** Start STORED ROWS **
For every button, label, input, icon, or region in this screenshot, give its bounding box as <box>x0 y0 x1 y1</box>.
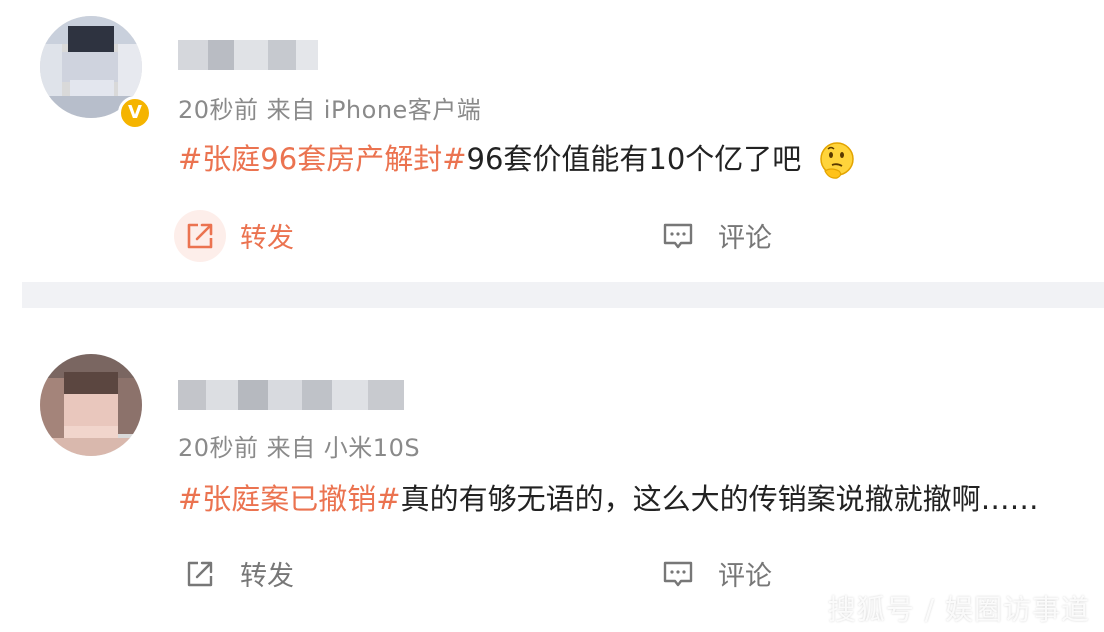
thinking-face-emoji <box>819 142 854 179</box>
repost-icon <box>187 561 213 586</box>
repost-button[interactable]: 转发 <box>182 554 294 593</box>
username-blurred[interactable] <box>178 380 404 410</box>
comment-label: 评论 <box>718 223 772 254</box>
post-content: #张庭案已撤销#真的有够无语的，这么大的传销案说撤就撤啊…… <box>178 476 1039 518</box>
user-avatar[interactable] <box>40 354 142 456</box>
username-blurred[interactable] <box>178 40 318 70</box>
post-card-2: 20秒前 来自 小米10S #张庭案已撤销#真的有够无语的，这么大的传销案说撤就… <box>0 308 1104 632</box>
verified-badge-icon: V <box>118 96 152 130</box>
repost-button[interactable]: 转发 <box>174 209 294 262</box>
post-content: #张庭96套房产解封#96套价值能有10个亿了吧 <box>178 136 857 181</box>
comment-icon <box>663 561 693 586</box>
hashtag-link[interactable]: #张庭96套房产解封# <box>178 142 467 176</box>
repost-label: 转发 <box>240 223 294 254</box>
watermark-text: 搜狐号 / 娱圈访事道 <box>827 593 1090 626</box>
post-meta: 20秒前 来自 iPhone客户端 <box>178 96 482 124</box>
post-meta: 20秒前 来自 小米10S <box>178 434 421 462</box>
comment-label: 评论 <box>718 561 772 592</box>
post-text: 96套价值能有10个亿了吧 <box>466 142 802 176</box>
comment-button[interactable]: 评论 <box>660 216 772 255</box>
post-card-1: V 20秒前 来自 iPhone客户端 #张庭96套房产解封#96套价值能有10… <box>0 0 1104 282</box>
comment-button[interactable]: 评论 <box>660 554 772 593</box>
hashtag-link[interactable]: #张庭案已撤销# <box>178 482 401 516</box>
post-text: 真的有够无语的，这么大的传销案说撤就撤啊…… <box>400 482 1039 516</box>
repost-icon <box>187 223 213 248</box>
repost-label: 转发 <box>240 561 294 592</box>
comment-icon <box>663 223 693 248</box>
post-divider <box>22 282 1104 308</box>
** End STORED ROWS **
WHAT TO WORK ON.
Please convert the entries above into a JSON list of strings with one string per line, skipping blank lines and omitting the pictures.

WRITTEN RESPONSE.
[
  "For every button, label, input, icon, or region in this screenshot, give its bounding box as <box>x0 y0 x1 y1</box>.",
  "thinking-face-emoji <box>819 142 854 179</box>",
  "repost-icon <box>187 561 213 586</box>",
  "repost-button[interactable]: 转发 <box>182 554 294 593</box>",
  "username-blurred[interactable] <box>178 380 404 410</box>",
  "comment-label: 评论 <box>718 223 772 254</box>",
  "post-content: #张庭案已撤销#真的有够无语的，这么大的传销案说撤就撤啊…… <box>178 476 1039 518</box>",
  "user-avatar[interactable] <box>40 354 142 456</box>",
  "username-blurred[interactable] <box>178 40 318 70</box>",
  "post-card-2: 20秒前 来自 小米10S #张庭案已撤销#真的有够无语的，这么大的传销案说撤就… <box>0 308 1104 632</box>",
  "verified-badge-icon: V <box>118 96 152 130</box>",
  "repost-button[interactable]: 转发 <box>174 209 294 262</box>",
  "post-content: #张庭96套房产解封#96套价值能有10个亿了吧 <box>178 136 857 181</box>",
  "comment-icon <box>663 561 693 586</box>",
  "hashtag-link[interactable]: #张庭96套房产解封# <box>178 142 467 176</box>",
  "repost-label: 转发 <box>240 223 294 254</box>",
  "watermark-text: 搜狐号 / 娱圈访事道 <box>827 593 1090 626</box>",
  "post-meta: 20秒前 来自 iPhone客户端 <box>178 96 482 124</box>",
  "post-meta: 20秒前 来自 小米10S <box>178 434 421 462</box>",
  "comment-label: 评论 <box>718 561 772 592</box>",
  "post-text: 96套价值能有10个亿了吧 <box>466 142 802 176</box>",
  "comment-button[interactable]: 评论 <box>660 216 772 255</box>",
  "post-card-1: V 20秒前 来自 iPhone客户端 #张庭96套房产解封#96套价值能有10… <box>0 0 1104 282</box>",
  "comment-button[interactable]: 评论 <box>660 554 772 593</box>",
  "hashtag-link[interactable]: #张庭案已撤销# <box>178 482 401 516</box>",
  "post-text: 真的有够无语的，这么大的传销案说撤就撤啊…… <box>400 482 1039 516</box>",
  "repost-icon <box>187 223 213 248</box>",
  "repost-label: 转发 <box>240 561 294 592</box>",
  "comment-icon <box>663 223 693 248</box>",
  "post-divider <box>22 282 1104 308</box>"
]